▼▼▼

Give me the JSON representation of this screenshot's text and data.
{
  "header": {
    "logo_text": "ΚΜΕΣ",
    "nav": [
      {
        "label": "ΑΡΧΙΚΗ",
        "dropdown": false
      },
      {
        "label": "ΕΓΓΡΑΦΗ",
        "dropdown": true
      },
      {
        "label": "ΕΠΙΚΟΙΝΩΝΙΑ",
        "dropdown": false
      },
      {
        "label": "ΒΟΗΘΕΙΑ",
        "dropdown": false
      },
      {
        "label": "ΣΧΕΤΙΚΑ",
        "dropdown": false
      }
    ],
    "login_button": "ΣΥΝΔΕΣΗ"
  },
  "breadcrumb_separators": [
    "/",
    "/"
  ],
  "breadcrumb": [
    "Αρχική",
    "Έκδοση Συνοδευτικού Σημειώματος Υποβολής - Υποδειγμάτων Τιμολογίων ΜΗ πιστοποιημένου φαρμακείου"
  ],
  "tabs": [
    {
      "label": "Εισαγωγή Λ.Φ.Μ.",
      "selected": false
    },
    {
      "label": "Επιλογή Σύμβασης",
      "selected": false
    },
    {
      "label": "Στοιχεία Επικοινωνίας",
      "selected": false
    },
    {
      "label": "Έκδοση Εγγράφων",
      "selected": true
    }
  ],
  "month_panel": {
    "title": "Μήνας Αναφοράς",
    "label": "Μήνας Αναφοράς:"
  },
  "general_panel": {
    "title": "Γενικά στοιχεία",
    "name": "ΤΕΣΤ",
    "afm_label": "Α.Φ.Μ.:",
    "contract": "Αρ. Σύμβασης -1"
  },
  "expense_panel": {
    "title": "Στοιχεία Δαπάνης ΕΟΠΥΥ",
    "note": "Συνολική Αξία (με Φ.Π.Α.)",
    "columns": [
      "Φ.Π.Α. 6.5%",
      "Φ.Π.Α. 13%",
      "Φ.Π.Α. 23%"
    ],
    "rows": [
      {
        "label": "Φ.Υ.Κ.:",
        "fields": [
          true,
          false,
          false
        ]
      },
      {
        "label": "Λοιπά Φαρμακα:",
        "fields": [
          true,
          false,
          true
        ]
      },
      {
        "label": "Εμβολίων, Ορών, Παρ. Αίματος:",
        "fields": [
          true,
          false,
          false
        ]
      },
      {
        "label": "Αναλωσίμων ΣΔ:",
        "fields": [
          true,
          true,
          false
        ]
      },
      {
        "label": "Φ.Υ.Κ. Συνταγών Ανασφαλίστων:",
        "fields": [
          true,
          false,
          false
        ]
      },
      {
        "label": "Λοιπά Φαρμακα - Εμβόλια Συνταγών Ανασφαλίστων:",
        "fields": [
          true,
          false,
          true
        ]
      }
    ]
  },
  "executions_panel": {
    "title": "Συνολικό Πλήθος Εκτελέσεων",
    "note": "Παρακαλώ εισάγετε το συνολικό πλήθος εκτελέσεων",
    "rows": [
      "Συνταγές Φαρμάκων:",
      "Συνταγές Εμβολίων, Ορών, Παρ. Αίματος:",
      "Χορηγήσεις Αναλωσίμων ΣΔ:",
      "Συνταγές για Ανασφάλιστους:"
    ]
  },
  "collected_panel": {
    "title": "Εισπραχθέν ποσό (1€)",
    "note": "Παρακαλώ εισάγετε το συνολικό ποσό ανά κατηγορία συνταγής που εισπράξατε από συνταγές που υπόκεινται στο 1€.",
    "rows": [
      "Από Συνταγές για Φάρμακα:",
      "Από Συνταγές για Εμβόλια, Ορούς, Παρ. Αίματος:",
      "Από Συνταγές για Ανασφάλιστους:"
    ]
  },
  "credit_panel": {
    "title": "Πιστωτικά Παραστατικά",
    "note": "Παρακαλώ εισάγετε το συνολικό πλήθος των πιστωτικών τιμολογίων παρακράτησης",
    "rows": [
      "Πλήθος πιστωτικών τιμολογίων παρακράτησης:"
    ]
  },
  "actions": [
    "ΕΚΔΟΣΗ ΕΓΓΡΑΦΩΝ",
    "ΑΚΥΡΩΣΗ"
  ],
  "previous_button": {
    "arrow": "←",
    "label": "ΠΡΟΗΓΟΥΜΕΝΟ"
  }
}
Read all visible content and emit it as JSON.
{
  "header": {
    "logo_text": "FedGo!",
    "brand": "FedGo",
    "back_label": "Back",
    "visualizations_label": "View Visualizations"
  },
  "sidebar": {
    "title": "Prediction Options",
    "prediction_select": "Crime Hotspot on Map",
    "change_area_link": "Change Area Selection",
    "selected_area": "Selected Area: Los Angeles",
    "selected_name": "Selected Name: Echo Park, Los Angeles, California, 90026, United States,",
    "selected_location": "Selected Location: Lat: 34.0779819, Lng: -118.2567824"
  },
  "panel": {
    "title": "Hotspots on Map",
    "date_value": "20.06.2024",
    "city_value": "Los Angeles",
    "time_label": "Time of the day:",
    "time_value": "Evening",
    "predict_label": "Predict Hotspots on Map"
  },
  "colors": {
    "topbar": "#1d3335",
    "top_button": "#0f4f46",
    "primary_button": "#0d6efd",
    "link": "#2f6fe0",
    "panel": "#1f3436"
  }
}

▲▲▲

:: Problem statement ::
Output the lines above verbatim and in full.

:: Response to the exercise ::
Give me the JSON representation of this screenshot's text and data.
{
  "header": {
    "logo_text": "ΚΜΕΣ",
    "nav": [
      {
        "label": "ΑΡΧΙΚΗ",
        "dropdown": false
      },
      {
        "label": "ΕΓΓΡΑΦΗ",
        "dropdown": true
      },
      {
        "label": "ΕΠΙΚΟΙΝΩΝΙΑ",
        "dropdown": false
      },
      {
        "label": "ΒΟΗΘΕΙΑ",
        "dropdown": false
      },
      {
        "label": "ΣΧΕΤΙΚΑ",
        "dropdown": false
      }
    ],
    "login_button": "ΣΥΝΔΕΣΗ"
  },
  "breadcrumb_separators": [
    "/",
    "/"
  ],
  "breadcrumb": [
    "Αρχική",
    "Έκδοση Συνοδευτικού Σημειώματος Υποβολής - Υποδειγμάτων Τιμολογίων ΜΗ πιστοποιημένου φαρμακείου"
  ],
  "tabs": [
    {
      "label": "Εισαγωγή Λ.Φ.Μ.",
      "selected": false
    },
    {
      "label": "Επιλογή Σύμβασης",
      "selected": false
    },
    {
      "label": "Στοιχεία Επικοινωνίας",
      "selected": false
    },
    {
      "label": "Έκδοση Εγγράφων",
      "selected": true
    }
  ],
  "month_panel": {
    "title": "Μήνας Αναφοράς",
    "label": "Μήνας Αναφοράς:"
  },
  "general_panel": {
    "title": "Γενικά στοιχεία",
    "name": "ΤΕΣΤ",
    "afm_label": "Α.Φ.Μ.:",
    "contract": "Αρ. Σύμβασης -1"
  },
  "expense_panel": {
    "title": "Στοιχεία Δαπάνης ΕΟΠΥΥ",
    "note": "Συνολική Αξία (με Φ.Π.Α.)",
    "columns": [
      "Φ.Π.Α. 6.5%",
      "Φ.Π.Α. 13%",
      "Φ.Π.Α. 23%"
    ],
    "rows": [
      {
        "label": "Φ.Υ.Κ.:",
        "fields": [
          true,
          false,
          false
        ]
      },
      {
        "label": "Λοιπά Φαρμακα:",
        "fields": [
          true,
          false,
          true
        ]
      },
      {
        "label": "Εμβολίων, Ορών, Παρ. Αίματος:",
        "fields": [
          true,
          false,
          false
        ]
      },
      {
        "label": "Αναλωσίμων ΣΔ:",
        "fields": [
          true,
          true,
          false
        ]
      },
      {
        "label": "Φ.Υ.Κ. Συνταγών Ανασφαλίστων:",
        "fields": [
          true,
          false,
          false
        ]
      },
      {
        "label": "Λοιπά Φαρμακα - Εμβόλια Συνταγών Ανασφαλίστων:",
        "fields": [
          true,
          false,
          true
        ]
      }
    ]
  },
  "executions_panel": {
    "title": "Συνολικό Πλήθος Εκτελέσεων",
    "note": "Παρακαλώ εισάγετε το συνολικό πλήθος εκτελέσεων",
    "rows": [
      "Συνταγές Φαρμάκων:",
      "Συνταγές Εμβολίων, Ορών, Παρ. Αίματος:",
      "Χορηγήσεις Αναλωσίμων ΣΔ:",
      "Συνταγές για Ανασφάλιστους:"
    ]
  },
  "collected_panel": {
    "title": "Εισπραχθέν ποσό (1€)",
    "note": "Παρακαλώ εισάγετε το συνολικό ποσό ανά κατηγορία συνταγής που εισπράξατε από συνταγές που υπόκεινται στο 1€.",
    "rows": [
      "Από Συνταγές για Φάρμακα:",
      "Από Συνταγές για Εμβόλια, Ορούς, Παρ. Αίματος:",
      "Από Συνταγές για Ανασφάλιστους:"
    ]
  },
  "credit_panel": {
    "title": "Πιστωτικά Παραστατικά",
    "note": "Παρακαλώ εισάγετε το συνολικό πλήθος των πιστωτικών τιμολογίων παρακράτησης",
    "rows": [
      "Πλήθος πιστωτικών τιμολογίων παρακράτησης:"
    ]
  },
  "actions": [
    "ΕΚΔΟΣΗ ΕΓΓΡΑΦΩΝ",
    "ΑΚΥΡΩΣΗ"
  ],
  "previous_button": {
    "arrow": "←",
    "label": "ΠΡΟΗΓΟΥΜΕΝΟ"
  }
}
Read all visible content and emit it as JSON.
{
  "header": {
    "logo_text": "FedGo!",
    "brand": "FedGo",
    "back_label": "Back",
    "visualizations_label": "View Visualizations"
  },
  "sidebar": {
    "title": "Prediction Options",
    "prediction_select": "Crime Hotspot on Map",
    "change_area_link": "Change Area Selection",
    "selected_area": "Selected Area: Los Angeles",
    "selected_name": "Selected Name: Echo Park, Los Angeles, California, 90026, United States,",
    "selected_location": "Selected Location: Lat: 34.0779819, Lng: -118.2567824"
  },
  "panel": {
    "title": "Hotspots on Map",
    "date_value": "20.06.2024",
    "city_value": "Los Angeles",
    "time_label": "Time of the day:",
    "time_value": "Evening",
    "predict_label": "Predict Hotspots on Map"
  },
  "colors": {
    "topbar": "#1d3335",
    "top_button": "#0f4f46",
    "primary_button": "#0d6efd",
    "link": "#2f6fe0",
    "panel": "#1f3436"
  }
}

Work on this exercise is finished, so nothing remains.